### The request
Present every line in which the string "обучение" appears.

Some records
** START **
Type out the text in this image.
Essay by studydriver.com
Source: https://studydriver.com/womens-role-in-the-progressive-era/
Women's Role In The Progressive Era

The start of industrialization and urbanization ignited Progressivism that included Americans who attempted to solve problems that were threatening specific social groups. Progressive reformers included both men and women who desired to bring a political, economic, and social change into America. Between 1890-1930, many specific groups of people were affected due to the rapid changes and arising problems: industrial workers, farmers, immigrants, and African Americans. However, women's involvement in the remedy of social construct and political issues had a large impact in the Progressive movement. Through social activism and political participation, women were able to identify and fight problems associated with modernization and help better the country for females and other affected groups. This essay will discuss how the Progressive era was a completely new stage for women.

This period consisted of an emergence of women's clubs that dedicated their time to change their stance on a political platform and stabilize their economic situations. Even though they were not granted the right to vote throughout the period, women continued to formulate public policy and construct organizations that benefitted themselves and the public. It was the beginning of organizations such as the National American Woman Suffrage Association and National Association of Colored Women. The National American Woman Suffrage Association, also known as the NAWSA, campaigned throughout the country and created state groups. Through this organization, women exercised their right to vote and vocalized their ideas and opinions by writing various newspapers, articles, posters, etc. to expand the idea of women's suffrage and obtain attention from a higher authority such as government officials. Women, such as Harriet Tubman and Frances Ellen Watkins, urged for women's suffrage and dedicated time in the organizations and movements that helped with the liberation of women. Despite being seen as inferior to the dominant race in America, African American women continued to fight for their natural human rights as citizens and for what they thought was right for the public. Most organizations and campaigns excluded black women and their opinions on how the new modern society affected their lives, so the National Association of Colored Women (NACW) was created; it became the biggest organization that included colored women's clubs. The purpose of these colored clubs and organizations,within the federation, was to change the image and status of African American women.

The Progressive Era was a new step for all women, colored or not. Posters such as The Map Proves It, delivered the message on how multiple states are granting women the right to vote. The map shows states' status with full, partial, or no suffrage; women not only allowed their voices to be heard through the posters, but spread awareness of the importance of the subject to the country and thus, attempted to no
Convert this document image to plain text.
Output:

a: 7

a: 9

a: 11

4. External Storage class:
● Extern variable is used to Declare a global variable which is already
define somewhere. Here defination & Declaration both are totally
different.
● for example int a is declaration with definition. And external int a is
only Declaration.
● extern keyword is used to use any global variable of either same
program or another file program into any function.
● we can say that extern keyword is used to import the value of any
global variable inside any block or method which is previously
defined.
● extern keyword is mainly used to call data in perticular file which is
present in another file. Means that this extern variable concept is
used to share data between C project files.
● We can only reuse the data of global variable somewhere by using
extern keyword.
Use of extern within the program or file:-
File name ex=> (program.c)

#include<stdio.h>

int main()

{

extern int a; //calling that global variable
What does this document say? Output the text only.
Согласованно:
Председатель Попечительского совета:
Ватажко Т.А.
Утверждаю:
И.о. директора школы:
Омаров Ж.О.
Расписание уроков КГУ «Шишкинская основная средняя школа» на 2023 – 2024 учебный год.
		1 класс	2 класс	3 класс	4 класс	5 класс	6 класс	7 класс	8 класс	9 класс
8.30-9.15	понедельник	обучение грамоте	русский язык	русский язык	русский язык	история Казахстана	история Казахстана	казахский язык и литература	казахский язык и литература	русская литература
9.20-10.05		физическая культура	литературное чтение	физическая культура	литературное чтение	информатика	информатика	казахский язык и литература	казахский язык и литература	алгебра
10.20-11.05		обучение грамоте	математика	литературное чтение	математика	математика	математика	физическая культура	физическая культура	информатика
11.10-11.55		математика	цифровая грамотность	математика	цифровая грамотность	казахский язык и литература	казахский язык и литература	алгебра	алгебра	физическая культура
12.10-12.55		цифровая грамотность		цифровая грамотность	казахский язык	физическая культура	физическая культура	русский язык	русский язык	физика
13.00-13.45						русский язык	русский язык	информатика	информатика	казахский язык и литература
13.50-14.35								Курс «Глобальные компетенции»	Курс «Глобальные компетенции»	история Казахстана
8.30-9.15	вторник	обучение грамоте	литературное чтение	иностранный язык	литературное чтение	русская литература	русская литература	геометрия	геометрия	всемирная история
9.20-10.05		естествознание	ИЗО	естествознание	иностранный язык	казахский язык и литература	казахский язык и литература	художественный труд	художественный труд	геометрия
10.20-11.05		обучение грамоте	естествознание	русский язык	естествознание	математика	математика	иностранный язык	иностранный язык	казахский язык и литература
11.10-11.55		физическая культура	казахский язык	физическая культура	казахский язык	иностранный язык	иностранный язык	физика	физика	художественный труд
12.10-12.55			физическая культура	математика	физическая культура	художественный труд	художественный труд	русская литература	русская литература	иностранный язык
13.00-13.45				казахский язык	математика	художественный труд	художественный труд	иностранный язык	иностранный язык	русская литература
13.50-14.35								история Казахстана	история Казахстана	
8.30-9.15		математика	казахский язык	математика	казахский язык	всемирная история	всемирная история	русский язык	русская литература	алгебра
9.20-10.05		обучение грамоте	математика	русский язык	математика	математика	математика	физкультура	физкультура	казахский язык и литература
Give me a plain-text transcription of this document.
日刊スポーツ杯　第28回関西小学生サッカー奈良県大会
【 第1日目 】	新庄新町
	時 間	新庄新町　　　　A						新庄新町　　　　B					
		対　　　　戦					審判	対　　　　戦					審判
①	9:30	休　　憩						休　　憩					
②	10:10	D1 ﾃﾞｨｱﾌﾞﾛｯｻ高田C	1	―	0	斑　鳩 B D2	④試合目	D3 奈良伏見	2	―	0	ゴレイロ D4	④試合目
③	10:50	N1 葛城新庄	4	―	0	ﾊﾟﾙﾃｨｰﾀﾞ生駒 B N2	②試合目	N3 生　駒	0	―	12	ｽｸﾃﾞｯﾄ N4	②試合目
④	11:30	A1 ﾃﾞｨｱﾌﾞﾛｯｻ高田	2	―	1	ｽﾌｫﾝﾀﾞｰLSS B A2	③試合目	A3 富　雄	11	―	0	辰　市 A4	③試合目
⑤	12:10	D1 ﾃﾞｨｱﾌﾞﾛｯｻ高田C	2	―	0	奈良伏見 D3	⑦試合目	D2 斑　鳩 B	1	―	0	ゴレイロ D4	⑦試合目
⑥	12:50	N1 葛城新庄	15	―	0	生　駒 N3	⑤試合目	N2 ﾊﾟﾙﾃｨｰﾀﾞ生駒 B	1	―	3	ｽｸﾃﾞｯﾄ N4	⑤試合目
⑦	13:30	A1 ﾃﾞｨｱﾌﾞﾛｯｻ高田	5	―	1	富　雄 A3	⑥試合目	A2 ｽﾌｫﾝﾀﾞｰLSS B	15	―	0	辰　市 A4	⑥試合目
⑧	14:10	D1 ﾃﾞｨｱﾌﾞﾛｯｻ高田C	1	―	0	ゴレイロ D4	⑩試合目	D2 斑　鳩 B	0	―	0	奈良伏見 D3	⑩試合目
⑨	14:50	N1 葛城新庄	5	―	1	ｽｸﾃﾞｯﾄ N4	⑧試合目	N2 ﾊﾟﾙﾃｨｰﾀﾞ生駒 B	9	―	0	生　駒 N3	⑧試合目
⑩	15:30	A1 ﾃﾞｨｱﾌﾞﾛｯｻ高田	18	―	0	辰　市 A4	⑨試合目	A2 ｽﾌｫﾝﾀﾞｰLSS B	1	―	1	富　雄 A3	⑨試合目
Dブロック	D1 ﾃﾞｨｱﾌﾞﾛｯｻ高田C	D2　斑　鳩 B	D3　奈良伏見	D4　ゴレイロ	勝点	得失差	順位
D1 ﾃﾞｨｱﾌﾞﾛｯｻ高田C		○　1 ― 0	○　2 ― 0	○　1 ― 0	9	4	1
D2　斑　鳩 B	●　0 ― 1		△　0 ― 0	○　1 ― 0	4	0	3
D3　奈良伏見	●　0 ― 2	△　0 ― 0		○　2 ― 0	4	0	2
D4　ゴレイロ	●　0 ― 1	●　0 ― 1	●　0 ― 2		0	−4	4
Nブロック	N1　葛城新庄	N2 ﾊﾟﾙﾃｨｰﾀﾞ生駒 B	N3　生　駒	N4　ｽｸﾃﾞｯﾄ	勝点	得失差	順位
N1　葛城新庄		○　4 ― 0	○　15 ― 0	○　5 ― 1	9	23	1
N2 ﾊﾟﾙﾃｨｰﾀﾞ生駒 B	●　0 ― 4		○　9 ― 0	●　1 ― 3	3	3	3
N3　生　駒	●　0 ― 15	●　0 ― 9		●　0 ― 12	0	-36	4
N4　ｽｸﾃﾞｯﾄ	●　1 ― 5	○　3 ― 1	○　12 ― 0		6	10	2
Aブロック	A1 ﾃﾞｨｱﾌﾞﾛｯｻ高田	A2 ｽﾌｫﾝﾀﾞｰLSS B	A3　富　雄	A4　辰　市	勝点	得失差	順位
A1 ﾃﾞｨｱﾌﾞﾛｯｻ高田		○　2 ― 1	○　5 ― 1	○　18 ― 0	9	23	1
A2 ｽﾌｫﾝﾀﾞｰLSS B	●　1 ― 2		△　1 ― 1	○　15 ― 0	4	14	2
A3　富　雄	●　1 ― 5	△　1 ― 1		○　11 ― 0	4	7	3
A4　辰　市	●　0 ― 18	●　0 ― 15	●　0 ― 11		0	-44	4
** END **
### Answer for the task
8.30-9.15	понедельник	обучение грамоте	русский язык	русский язык	русский язык	история Казахстана	история Казахстана	казахский язык и литература	казахский язык и литература	русская литература
10.20-11.05		обучение грамоте	математика	литературное чтение	математика	математика	математика	физическая культура	физическая культура	информатика
8.30-9.15	вторник	обучение грамоте	литературное чтение	иностранный язык	литературное чтение	русская литература	русская литература	геометрия	геометрия	всемирная история
10.20-11.05		обучение грамоте	естествознание	русский язык	естествознание	математика	математика	иностранный язык	иностранный язык	казахский язык и литература
9.20-10.05		обучение грамоте	математика	русский язык	математика	математика	математика	физкультура	физкультура	казахский язык и литература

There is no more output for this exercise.